-- Problem to work on --
Spot each line that carries the word "jawab"; copy those lines.

-- Some records --

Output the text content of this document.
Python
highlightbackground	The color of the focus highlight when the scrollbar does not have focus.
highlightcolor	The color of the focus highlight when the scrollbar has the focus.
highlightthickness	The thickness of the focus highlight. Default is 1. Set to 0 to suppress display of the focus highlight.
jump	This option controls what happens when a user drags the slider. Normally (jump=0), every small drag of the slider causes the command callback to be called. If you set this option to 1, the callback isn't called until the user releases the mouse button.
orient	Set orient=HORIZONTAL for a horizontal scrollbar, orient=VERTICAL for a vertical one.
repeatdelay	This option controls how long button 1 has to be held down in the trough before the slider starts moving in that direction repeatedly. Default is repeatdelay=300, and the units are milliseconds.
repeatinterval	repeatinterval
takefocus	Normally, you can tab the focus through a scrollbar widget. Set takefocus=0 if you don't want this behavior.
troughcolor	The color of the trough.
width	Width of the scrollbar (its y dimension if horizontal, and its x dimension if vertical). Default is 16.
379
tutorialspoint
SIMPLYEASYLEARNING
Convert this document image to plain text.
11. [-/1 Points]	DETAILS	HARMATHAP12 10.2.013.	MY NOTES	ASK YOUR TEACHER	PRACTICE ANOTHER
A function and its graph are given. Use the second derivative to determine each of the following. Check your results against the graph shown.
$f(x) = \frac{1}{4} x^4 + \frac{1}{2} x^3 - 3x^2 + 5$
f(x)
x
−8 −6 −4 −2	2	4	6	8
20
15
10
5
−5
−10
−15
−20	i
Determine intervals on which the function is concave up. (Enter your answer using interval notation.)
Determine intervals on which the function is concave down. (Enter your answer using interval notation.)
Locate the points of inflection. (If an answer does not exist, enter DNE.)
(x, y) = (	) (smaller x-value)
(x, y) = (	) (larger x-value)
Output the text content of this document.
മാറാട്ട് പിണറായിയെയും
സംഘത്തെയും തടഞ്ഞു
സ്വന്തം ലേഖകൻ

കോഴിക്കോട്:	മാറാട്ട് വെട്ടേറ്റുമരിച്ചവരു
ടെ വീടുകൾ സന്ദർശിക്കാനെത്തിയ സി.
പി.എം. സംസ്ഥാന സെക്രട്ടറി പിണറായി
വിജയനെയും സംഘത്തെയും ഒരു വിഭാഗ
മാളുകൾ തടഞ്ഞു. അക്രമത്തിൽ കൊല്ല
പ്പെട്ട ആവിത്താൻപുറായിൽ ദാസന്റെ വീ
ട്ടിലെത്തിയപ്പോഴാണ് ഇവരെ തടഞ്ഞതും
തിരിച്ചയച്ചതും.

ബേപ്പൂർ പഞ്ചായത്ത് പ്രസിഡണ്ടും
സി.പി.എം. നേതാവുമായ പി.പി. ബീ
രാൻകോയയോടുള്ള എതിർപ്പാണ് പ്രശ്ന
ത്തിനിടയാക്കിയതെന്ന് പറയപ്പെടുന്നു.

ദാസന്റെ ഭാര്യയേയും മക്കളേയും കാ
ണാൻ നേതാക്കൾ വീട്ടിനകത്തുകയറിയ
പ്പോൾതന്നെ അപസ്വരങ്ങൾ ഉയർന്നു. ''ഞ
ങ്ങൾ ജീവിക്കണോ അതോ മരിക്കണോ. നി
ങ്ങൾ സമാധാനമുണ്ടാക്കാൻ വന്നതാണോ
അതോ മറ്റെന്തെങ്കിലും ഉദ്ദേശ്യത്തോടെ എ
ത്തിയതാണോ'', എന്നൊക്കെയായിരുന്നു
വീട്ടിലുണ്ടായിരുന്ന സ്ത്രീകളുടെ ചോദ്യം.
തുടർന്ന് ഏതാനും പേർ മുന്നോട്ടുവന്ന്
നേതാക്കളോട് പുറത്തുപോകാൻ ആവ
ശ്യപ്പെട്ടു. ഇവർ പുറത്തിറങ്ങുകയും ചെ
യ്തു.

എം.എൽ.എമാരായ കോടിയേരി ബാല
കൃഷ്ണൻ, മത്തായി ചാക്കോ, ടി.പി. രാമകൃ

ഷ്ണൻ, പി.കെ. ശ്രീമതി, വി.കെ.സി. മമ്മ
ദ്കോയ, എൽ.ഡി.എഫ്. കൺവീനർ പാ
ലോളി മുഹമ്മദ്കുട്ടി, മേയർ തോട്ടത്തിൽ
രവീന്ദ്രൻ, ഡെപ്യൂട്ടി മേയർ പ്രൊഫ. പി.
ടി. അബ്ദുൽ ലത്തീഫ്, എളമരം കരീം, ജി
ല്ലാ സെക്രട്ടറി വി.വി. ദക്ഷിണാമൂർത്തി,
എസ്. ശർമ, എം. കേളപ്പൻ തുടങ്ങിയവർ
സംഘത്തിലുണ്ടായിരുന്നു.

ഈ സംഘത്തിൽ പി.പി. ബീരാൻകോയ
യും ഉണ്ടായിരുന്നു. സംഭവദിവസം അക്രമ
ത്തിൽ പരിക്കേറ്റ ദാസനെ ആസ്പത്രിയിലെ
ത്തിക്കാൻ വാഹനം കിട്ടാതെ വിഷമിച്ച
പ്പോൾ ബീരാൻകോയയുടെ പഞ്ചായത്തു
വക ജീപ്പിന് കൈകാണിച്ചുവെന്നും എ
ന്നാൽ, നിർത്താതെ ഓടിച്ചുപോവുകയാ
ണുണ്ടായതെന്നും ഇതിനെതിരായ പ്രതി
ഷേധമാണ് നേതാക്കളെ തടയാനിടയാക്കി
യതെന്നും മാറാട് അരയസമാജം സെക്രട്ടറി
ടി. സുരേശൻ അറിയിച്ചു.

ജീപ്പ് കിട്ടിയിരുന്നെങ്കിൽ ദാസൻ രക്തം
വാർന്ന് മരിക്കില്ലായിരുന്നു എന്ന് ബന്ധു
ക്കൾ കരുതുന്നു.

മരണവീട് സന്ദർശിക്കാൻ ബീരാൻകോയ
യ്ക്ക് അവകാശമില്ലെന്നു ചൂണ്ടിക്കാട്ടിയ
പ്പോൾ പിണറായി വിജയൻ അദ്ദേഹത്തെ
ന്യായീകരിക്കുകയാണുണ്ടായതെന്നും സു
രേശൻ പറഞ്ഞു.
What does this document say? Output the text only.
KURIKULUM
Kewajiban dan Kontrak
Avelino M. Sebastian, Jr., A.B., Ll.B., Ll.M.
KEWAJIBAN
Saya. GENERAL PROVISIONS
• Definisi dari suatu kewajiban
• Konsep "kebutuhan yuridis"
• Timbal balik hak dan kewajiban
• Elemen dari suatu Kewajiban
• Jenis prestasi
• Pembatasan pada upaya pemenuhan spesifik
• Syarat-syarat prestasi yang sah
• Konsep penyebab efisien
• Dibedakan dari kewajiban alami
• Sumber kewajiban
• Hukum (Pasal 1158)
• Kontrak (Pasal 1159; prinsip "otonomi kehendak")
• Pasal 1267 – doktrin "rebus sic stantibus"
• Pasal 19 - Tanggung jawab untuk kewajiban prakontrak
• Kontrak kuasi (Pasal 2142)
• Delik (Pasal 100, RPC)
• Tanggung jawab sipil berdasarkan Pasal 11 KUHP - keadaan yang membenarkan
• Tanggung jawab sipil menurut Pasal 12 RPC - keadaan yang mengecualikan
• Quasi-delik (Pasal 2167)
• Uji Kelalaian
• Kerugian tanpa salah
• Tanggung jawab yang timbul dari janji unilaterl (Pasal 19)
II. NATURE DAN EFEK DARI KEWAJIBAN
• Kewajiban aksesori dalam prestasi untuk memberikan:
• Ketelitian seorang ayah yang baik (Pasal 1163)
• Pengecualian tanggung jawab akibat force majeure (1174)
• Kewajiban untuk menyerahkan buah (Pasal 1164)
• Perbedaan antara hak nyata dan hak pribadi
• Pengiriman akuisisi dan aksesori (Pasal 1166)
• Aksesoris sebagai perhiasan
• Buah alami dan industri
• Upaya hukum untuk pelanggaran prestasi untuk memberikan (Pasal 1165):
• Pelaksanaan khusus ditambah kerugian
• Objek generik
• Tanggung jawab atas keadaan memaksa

-- Solved exercise --
• Pasal 19 - Tanggung jawab untuk kewajiban prakontrak
• Tanggung jawab sipil berdasarkan Pasal 11 KUHP - keadaan yang membenarkan
• Tanggung jawab sipil menurut Pasal 12 RPC - keadaan yang mengecualikan
• Tanggung jawab yang timbul dari janji unilaterl (Pasal 19)
• Pengecualian tanggung jawab akibat force majeure (1174)
• Tanggung jawab atas keadaan memaksa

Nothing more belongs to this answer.